● **WORK TASK**:
Starting from the first line below, count every line holding the word "Department", then state the total alone.

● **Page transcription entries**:
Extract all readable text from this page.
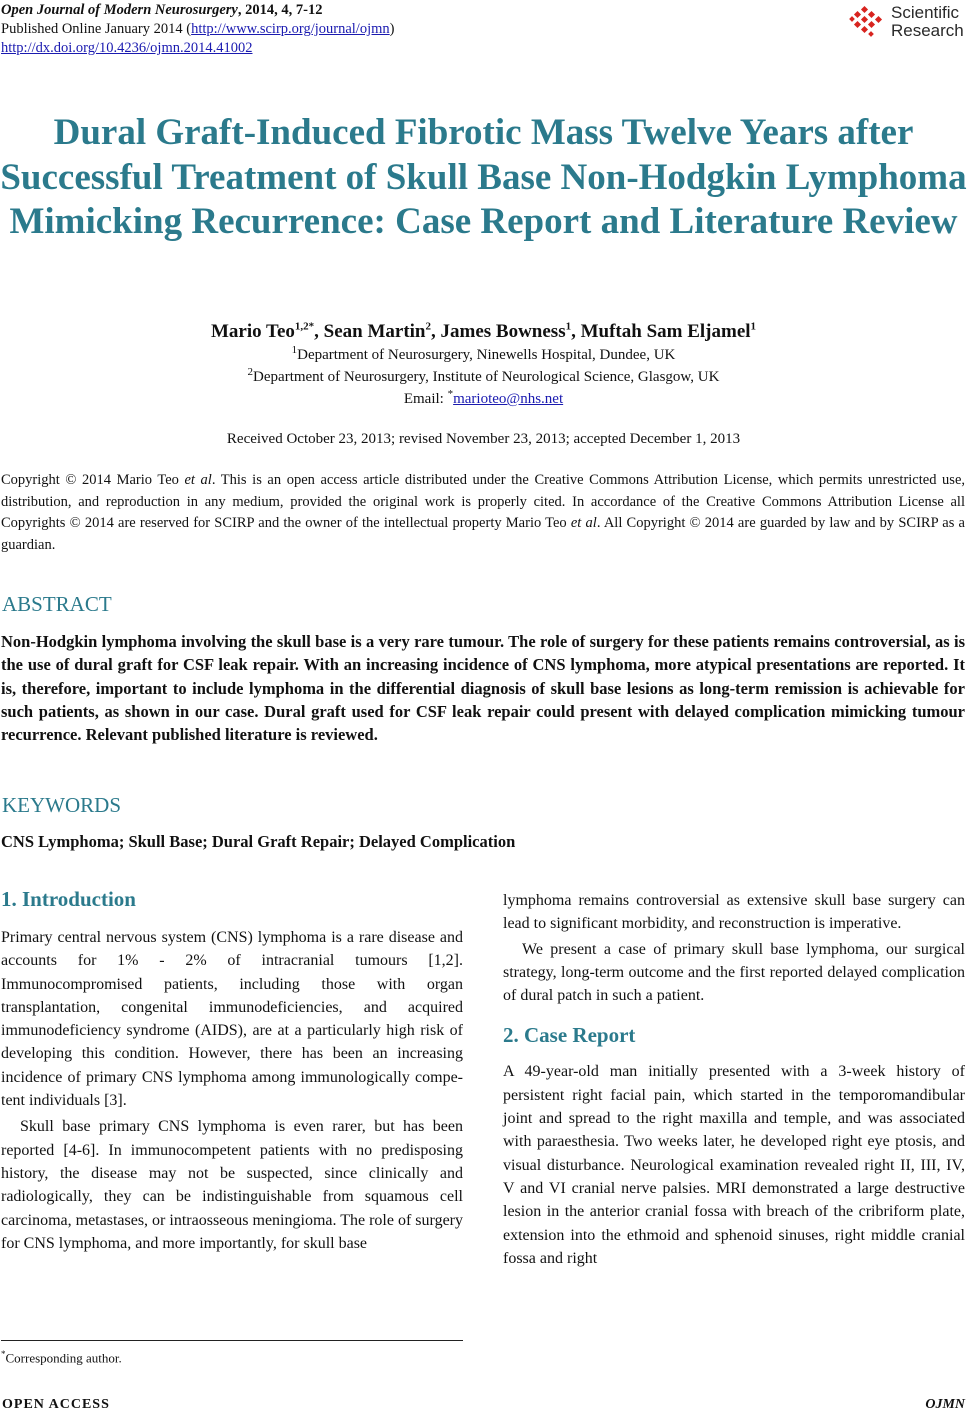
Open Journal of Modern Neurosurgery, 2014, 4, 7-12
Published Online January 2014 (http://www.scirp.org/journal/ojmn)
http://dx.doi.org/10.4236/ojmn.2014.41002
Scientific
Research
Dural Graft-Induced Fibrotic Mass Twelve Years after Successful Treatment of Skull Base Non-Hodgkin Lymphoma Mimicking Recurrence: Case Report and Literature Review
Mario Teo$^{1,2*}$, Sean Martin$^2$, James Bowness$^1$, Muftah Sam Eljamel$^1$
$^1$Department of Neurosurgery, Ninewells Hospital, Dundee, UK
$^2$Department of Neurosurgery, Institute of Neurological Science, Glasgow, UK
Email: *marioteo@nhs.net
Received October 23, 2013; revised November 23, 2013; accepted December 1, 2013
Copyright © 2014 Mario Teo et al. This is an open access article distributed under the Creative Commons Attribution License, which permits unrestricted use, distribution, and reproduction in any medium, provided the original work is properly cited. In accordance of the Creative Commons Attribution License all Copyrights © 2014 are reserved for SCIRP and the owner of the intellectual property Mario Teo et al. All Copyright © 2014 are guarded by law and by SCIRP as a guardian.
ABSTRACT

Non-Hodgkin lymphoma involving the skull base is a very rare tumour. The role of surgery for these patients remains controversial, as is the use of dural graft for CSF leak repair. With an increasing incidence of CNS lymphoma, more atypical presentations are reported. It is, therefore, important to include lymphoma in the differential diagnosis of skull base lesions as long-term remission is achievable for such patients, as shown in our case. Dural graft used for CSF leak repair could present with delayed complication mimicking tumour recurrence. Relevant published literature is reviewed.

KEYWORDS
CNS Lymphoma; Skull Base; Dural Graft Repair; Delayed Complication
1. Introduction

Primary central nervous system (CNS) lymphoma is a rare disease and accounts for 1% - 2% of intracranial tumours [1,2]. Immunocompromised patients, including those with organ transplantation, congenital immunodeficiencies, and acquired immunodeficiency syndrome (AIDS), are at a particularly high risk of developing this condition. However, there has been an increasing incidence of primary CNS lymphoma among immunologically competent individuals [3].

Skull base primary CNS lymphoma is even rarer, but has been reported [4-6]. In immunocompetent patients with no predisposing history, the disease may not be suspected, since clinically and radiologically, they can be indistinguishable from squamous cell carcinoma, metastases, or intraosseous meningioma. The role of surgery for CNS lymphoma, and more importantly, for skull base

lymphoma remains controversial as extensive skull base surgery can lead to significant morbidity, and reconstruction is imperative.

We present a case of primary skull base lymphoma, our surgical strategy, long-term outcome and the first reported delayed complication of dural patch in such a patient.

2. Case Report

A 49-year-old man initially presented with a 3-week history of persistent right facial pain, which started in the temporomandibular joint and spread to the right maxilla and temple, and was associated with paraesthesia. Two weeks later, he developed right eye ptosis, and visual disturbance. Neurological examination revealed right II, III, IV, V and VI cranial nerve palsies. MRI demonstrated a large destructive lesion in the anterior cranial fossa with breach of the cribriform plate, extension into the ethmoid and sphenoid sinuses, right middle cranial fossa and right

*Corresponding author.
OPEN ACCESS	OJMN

* * *

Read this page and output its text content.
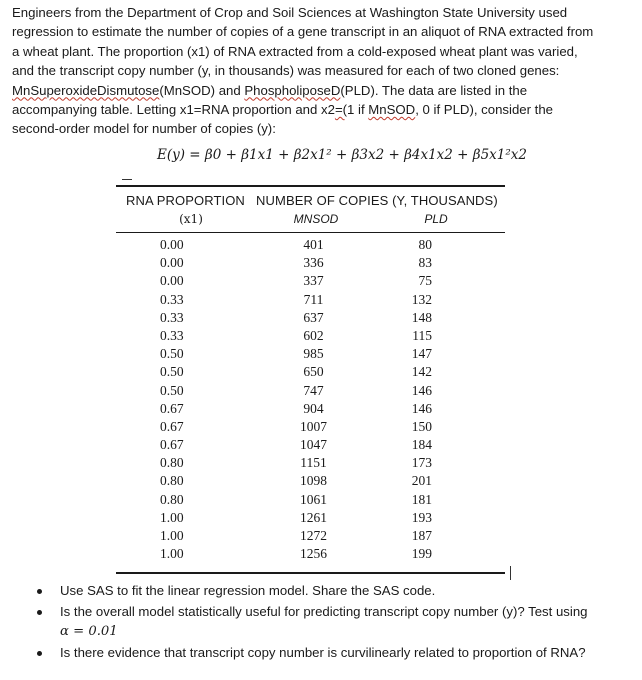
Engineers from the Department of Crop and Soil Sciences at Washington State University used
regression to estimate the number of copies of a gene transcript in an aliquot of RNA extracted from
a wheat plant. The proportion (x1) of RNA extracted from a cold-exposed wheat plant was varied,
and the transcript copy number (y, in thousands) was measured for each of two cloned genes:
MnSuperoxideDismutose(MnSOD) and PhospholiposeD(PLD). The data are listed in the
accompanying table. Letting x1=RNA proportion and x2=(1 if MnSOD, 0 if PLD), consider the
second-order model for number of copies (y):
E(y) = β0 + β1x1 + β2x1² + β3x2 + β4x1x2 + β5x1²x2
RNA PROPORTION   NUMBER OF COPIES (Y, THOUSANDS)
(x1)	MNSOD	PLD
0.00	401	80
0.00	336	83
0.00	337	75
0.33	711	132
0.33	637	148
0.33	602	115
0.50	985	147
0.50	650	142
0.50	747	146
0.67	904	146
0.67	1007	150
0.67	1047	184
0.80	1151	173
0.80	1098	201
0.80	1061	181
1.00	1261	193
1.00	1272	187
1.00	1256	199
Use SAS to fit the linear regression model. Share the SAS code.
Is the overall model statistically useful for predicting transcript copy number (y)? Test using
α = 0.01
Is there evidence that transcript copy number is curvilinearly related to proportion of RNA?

● **TASK OUTPUT**:
3